## [Task statement]
Take each line that has the word "الصلاة" and return it.

== Data for processing ==

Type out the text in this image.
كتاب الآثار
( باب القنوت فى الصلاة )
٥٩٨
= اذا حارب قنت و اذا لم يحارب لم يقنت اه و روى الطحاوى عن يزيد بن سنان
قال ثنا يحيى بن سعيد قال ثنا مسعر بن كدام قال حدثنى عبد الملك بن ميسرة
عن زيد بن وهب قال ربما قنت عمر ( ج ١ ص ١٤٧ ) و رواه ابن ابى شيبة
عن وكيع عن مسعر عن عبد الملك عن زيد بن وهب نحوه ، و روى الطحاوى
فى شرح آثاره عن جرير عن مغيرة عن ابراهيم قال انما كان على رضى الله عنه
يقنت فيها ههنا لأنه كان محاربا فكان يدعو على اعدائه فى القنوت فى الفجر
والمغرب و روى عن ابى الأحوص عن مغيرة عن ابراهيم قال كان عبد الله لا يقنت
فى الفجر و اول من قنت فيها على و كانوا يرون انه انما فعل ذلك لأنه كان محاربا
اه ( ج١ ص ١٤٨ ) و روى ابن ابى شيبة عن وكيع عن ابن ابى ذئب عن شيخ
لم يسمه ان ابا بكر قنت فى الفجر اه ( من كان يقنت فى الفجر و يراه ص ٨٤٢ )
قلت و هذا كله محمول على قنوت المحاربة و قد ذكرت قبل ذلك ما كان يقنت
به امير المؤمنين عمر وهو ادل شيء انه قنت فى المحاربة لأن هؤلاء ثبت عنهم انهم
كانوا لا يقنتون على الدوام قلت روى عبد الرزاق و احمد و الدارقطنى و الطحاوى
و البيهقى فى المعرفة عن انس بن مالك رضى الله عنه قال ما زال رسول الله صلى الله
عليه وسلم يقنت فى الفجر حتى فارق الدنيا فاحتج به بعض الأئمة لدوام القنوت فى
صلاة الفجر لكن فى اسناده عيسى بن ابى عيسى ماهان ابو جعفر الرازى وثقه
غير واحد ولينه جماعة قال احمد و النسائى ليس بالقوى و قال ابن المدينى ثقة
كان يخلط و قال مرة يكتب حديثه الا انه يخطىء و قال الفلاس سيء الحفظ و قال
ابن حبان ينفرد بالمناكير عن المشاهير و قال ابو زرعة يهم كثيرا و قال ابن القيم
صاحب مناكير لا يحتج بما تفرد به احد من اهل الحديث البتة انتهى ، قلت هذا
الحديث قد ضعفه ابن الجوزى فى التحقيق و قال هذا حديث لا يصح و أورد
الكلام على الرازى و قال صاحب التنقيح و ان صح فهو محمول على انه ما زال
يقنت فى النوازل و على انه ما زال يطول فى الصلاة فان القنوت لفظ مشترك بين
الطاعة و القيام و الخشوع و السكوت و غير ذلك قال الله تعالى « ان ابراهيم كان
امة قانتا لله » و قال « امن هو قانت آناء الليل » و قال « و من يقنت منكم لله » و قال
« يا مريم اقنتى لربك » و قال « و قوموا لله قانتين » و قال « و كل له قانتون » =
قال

===

## [Answer to the task]
( باب القنوت فى الصلاة )
يقنت فى النوازل و على انه ما زال يطول فى الصلاة فان القنوت لفظ مشترك بين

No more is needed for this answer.